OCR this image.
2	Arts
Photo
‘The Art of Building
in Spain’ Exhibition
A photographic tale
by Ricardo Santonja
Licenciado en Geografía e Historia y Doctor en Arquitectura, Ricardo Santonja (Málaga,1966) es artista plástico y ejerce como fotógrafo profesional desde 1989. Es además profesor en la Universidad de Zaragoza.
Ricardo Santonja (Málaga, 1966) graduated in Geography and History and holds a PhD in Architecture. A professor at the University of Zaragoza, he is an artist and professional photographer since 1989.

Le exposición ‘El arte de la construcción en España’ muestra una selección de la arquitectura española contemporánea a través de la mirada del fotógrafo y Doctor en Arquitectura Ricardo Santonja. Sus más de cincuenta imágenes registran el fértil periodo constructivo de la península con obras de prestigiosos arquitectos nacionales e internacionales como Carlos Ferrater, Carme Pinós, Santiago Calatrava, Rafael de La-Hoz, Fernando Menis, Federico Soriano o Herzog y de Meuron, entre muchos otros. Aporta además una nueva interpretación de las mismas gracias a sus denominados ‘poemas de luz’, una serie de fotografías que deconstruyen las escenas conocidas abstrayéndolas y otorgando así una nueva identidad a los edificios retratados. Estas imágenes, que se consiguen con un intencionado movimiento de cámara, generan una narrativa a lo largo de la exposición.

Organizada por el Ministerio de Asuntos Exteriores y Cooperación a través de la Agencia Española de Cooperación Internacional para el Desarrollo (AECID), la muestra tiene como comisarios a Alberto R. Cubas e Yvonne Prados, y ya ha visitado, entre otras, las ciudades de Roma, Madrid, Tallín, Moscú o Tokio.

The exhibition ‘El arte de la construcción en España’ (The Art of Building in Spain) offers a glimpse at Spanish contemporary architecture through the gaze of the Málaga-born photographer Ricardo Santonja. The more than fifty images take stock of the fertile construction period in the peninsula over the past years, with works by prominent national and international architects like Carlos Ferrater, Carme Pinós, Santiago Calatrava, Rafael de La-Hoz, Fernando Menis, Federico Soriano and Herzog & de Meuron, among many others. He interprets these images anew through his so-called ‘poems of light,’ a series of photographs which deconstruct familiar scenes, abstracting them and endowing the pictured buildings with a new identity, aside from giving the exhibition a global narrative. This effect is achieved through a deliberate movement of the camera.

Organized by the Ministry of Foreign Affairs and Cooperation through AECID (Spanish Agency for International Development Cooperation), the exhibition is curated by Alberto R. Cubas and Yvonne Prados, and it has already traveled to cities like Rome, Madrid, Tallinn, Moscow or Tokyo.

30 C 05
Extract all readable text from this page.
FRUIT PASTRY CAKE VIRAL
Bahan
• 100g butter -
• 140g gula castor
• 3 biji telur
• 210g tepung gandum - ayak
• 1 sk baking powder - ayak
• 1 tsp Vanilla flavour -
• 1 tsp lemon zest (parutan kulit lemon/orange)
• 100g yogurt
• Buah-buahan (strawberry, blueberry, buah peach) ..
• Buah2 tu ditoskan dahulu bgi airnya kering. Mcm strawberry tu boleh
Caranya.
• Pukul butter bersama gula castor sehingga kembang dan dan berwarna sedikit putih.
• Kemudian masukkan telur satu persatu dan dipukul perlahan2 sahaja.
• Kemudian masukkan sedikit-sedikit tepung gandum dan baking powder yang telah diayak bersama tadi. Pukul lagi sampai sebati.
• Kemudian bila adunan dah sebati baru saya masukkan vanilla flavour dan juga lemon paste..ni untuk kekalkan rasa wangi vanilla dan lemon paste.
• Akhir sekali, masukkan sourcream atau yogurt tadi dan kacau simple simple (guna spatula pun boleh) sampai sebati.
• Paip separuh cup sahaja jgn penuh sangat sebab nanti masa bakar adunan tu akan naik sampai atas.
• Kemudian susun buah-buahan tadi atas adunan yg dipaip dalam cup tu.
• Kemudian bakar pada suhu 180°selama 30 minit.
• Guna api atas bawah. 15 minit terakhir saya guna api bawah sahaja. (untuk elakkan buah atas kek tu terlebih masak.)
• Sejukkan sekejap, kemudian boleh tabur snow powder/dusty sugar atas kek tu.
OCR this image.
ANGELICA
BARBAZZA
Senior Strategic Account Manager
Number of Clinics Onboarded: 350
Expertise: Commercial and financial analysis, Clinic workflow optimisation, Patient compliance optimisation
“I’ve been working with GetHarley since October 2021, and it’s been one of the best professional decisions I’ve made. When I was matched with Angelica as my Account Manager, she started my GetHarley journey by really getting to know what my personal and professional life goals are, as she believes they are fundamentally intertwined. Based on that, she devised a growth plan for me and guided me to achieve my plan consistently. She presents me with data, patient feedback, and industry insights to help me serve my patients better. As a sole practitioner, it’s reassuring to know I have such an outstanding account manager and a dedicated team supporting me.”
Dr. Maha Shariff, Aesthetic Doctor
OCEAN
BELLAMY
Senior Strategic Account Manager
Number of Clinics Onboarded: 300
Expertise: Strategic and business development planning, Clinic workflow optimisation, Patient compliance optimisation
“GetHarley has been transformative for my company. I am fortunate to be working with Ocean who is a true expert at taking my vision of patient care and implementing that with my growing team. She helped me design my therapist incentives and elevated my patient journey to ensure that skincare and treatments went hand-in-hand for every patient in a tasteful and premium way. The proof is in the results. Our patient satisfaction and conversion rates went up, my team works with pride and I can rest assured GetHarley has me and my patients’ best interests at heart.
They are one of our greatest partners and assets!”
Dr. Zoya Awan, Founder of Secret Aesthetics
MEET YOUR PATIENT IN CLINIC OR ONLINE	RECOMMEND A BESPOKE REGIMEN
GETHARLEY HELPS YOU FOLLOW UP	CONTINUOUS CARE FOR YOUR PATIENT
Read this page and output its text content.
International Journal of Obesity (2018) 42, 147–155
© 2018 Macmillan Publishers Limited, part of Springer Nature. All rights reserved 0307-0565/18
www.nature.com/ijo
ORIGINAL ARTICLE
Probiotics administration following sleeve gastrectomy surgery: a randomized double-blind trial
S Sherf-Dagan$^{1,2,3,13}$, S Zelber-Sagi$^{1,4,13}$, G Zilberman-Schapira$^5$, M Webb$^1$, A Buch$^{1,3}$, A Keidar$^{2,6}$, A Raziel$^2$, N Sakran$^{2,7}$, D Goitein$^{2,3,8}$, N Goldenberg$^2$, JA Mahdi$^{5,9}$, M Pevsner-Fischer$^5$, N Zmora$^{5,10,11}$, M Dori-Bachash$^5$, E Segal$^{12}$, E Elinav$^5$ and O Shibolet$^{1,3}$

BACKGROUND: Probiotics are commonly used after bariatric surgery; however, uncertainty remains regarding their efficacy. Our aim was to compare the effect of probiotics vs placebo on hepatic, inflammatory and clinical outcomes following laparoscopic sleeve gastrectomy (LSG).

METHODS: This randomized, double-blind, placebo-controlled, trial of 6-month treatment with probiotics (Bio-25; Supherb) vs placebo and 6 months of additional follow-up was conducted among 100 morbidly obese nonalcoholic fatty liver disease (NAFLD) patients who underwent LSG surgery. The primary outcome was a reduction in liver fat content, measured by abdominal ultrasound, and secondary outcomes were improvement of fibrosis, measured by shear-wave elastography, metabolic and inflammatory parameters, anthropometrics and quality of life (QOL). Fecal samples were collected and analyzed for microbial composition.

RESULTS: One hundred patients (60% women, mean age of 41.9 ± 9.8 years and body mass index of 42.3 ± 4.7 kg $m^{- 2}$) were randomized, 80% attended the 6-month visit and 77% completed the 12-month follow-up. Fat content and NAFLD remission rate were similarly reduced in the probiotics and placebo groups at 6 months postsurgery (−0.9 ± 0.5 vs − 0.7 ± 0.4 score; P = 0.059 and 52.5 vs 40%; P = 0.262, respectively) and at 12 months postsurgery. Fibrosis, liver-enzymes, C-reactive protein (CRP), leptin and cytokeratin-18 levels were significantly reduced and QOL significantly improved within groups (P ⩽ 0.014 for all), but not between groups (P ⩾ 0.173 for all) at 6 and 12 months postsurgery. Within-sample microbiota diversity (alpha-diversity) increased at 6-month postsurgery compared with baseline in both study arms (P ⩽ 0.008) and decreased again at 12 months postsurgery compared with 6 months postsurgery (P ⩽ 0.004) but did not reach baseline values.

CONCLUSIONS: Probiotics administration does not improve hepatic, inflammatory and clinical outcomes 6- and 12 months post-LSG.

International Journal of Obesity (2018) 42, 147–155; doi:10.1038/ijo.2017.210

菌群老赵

= = = = = = =

What to work on: In the entries above, identify every line with the string "Zaragoza".

Solution:
Licenciado en Geografía e Historia y Doctor en Arquitectura, Ricardo Santonja (Málaga,1966) es artista plástico y ejerce como fotógrafo profesional desde 1989. Es además profesor en la Universidad de Zaragoza.
Ricardo Santonja (Málaga, 1966) graduated in Geography and History and holds a PhD in Architecture. A professor at the University of Zaragoza, he is an artist and professional photographer since 1989.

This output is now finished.